• **Set exercise**:
Every line that includes the word "title" is to be listed.

(Data items)
========================================

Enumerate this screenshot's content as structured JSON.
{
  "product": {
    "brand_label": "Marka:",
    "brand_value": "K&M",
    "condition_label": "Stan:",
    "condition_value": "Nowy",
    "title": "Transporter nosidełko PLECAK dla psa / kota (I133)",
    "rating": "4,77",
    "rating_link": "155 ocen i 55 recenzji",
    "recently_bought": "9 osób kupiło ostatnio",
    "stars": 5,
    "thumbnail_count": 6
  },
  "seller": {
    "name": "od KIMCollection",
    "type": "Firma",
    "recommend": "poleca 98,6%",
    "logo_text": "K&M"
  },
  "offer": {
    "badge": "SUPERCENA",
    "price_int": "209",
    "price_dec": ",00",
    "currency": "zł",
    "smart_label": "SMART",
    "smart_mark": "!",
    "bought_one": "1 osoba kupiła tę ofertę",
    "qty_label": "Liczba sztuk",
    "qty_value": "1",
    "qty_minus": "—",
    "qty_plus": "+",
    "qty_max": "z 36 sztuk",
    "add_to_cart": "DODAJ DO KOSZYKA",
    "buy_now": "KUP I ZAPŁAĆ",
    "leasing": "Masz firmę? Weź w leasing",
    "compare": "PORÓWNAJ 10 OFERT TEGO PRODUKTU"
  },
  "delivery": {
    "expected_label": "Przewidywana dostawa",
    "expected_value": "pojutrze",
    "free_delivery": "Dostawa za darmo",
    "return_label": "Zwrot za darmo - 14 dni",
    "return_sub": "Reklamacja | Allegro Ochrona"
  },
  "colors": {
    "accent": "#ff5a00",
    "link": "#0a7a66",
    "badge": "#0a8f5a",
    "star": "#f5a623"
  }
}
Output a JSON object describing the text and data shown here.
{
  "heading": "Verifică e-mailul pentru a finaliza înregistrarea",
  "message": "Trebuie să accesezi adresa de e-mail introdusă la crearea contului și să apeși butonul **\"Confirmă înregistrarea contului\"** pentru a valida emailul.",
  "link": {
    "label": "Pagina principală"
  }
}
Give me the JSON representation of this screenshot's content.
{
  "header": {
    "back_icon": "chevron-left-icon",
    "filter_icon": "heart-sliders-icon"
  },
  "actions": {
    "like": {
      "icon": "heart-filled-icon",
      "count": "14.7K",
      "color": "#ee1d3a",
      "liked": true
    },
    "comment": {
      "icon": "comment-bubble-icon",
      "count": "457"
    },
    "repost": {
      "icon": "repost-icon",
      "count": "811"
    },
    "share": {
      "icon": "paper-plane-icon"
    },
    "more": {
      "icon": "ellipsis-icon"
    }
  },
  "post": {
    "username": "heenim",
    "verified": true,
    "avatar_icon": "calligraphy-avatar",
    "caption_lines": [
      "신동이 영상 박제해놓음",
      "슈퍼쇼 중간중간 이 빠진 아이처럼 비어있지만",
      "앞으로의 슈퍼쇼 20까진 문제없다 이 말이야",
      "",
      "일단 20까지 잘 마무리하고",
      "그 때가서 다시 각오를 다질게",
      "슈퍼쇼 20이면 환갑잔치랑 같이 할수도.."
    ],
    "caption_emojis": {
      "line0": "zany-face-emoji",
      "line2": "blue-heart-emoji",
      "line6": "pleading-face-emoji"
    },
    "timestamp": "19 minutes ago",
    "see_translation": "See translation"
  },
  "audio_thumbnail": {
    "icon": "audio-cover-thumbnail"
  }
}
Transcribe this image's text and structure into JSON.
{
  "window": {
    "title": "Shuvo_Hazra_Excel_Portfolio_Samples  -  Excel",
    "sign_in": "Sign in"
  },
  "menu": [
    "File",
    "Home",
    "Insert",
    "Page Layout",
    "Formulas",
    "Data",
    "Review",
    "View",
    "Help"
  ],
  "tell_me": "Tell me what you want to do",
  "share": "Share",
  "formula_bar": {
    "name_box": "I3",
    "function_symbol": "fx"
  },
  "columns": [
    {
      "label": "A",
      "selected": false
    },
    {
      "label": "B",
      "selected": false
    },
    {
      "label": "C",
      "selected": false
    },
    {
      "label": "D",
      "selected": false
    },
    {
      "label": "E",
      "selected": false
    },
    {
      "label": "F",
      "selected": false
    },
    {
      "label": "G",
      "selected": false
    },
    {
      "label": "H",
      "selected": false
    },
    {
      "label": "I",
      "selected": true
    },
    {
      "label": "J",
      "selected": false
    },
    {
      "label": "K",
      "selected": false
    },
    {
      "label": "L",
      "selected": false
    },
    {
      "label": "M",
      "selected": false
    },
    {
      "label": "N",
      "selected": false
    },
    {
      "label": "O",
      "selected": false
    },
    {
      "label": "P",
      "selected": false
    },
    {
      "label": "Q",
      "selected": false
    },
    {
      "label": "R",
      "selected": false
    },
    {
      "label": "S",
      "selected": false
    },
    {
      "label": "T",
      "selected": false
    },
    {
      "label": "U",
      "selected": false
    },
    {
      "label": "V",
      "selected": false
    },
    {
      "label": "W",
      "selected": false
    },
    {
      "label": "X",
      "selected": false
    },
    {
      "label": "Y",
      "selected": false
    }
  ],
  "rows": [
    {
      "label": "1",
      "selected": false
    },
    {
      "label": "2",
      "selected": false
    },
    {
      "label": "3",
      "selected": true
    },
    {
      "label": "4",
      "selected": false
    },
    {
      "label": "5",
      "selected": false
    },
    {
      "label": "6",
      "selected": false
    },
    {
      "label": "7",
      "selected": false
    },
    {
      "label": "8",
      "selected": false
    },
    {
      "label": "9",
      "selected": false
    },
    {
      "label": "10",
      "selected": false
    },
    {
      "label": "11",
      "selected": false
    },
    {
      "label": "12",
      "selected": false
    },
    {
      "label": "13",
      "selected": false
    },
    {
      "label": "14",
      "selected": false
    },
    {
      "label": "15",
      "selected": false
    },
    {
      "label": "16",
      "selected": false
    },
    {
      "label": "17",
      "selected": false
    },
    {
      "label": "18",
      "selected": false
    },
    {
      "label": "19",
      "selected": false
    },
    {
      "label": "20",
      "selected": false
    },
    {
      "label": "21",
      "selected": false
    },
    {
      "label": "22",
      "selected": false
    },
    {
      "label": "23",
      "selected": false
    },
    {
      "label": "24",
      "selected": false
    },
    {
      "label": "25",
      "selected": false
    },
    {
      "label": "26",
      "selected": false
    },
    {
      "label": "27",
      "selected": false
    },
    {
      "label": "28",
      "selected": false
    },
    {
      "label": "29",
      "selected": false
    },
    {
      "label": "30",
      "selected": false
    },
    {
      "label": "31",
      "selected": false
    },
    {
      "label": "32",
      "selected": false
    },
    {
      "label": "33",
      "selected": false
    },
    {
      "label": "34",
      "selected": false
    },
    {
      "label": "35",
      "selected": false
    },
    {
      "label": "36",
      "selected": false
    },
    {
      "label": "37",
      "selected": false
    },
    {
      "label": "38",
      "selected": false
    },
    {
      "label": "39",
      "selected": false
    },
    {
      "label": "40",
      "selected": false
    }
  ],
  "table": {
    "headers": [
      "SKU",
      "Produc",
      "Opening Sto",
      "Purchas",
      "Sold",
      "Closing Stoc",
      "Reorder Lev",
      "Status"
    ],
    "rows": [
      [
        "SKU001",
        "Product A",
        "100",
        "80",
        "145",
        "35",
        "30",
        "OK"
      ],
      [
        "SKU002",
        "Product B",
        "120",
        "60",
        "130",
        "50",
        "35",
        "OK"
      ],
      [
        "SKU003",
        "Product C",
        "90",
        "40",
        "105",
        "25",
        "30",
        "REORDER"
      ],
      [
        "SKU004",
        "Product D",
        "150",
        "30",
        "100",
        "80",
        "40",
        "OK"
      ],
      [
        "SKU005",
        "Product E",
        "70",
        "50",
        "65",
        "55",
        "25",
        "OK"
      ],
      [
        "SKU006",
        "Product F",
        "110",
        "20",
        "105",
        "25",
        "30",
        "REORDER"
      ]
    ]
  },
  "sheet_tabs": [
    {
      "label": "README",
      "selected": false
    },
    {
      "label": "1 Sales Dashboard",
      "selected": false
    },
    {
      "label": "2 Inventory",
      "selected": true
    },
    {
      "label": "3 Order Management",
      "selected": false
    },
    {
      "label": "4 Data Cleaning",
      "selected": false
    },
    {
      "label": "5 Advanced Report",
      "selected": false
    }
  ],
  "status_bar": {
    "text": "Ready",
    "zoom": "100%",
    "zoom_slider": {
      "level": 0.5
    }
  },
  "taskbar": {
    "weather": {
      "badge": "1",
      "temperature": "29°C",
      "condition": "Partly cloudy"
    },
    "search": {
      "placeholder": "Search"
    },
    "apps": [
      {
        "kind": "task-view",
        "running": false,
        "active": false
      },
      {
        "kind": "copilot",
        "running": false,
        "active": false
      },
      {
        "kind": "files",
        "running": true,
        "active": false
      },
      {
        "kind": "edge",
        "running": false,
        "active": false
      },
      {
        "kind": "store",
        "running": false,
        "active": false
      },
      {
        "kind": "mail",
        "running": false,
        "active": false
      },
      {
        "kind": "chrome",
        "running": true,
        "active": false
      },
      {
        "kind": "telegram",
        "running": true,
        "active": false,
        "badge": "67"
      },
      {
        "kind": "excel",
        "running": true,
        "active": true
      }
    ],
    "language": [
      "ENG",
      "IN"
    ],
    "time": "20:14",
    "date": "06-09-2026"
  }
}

========================================

• **Complete response**:
    "title": "Transporter nosidełko PLECAK dla psa / kota (I133)",
    "title": "Shuvo_Hazra_Excel_Portfolio_Samples  -  Excel",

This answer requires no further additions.